Entries provided
______________________________
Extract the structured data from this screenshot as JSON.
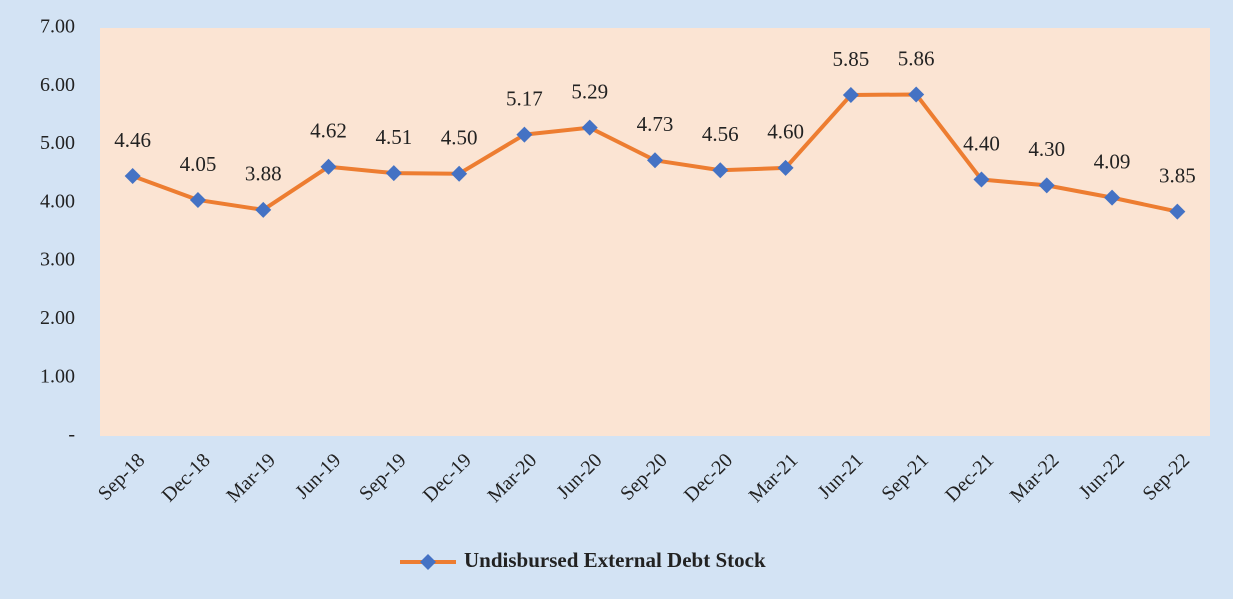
{
  "chart_data": {
    "type": "line",
    "categories": [
      "Sep-18",
      "Dec-18",
      "Mar-19",
      "Jun-19",
      "Sep-19",
      "Dec-19",
      "Mar-20",
      "Jun-20",
      "Sep-20",
      "Dec-20",
      "Mar-21",
      "Jun-21",
      "Sep-21",
      "Dec-21",
      "Mar-22",
      "Jun-22",
      "Sep-22"
    ],
    "series": [
      {
        "name": "Undisbursed External Debt Stock",
        "color": "#ed7d31",
        "marker_color": "#4472c4",
        "values": [
          4.46,
          4.05,
          3.88,
          4.62,
          4.51,
          4.5,
          5.17,
          5.29,
          4.73,
          4.56,
          4.6,
          5.85,
          5.86,
          4.4,
          4.3,
          4.09,
          3.85
        ],
        "value_labels": [
          "4.46",
          "4.05",
          "3.88",
          "4.62",
          "4.51",
          "4.50",
          "5.17",
          "5.29",
          "4.73",
          "4.56",
          "4.60",
          "5.85",
          "5.86",
          "4.40",
          "4.30",
          "4.09",
          "3.85"
        ]
      }
    ],
    "ylim": [
      0,
      7
    ],
    "yticks": [
      {
        "value": 0,
        "label": "-"
      },
      {
        "value": 1,
        "label": "1.00"
      },
      {
        "value": 2,
        "label": "2.00"
      },
      {
        "value": 3,
        "label": "3.00"
      },
      {
        "value": 4,
        "label": "4.00"
      },
      {
        "value": 5,
        "label": "5.00"
      },
      {
        "value": 6,
        "label": "6.00"
      },
      {
        "value": 7,
        "label": "7.00"
      }
    ],
    "grid": false,
    "legend": "bottom"
  }
}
______________________________
Set task
Take the records above and transcribe them exactly, dropping every picture.

Exercise answer
Extract the structured data from this screenshot as JSON.
{
  "chart_data": {
    "type": "line",
    "categories": [
      "Sep-18",
      "Dec-18",
      "Mar-19",
      "Jun-19",
      "Sep-19",
      "Dec-19",
      "Mar-20",
      "Jun-20",
      "Sep-20",
      "Dec-20",
      "Mar-21",
      "Jun-21",
      "Sep-21",
      "Dec-21",
      "Mar-22",
      "Jun-22",
      "Sep-22"
    ],
    "series": [
      {
        "name": "Undisbursed External Debt Stock",
        "color": "#ed7d31",
        "marker_color": "#4472c4",
        "values": [
          4.46,
          4.05,
          3.88,
          4.62,
          4.51,
          4.5,
          5.17,
          5.29,
          4.73,
          4.56,
          4.6,
          5.85,
          5.86,
          4.4,
          4.3,
          4.09,
          3.85
        ],
        "value_labels": [
          "4.46",
          "4.05",
          "3.88",
          "4.62",
          "4.51",
          "4.50",
          "5.17",
          "5.29",
          "4.73",
          "4.56",
          "4.60",
          "5.85",
          "5.86",
          "4.40",
          "4.30",
          "4.09",
          "3.85"
        ]
      }
    ],
    "ylim": [
      0,
      7
    ],
    "yticks": [
      {
        "value": 0,
        "label": "-"
      },
      {
        "value": 1,
        "label": "1.00"
      },
      {
        "value": 2,
        "label": "2.00"
      },
      {
        "value": 3,
        "label": "3.00"
      },
      {
        "value": 4,
        "label": "4.00"
      },
      {
        "value": 5,
        "label": "5.00"
      },
      {
        "value": 6,
        "label": "6.00"
      },
      {
        "value": 7,
        "label": "7.00"
      }
    ],
    "grid": false,
    "legend": "bottom"
  }
}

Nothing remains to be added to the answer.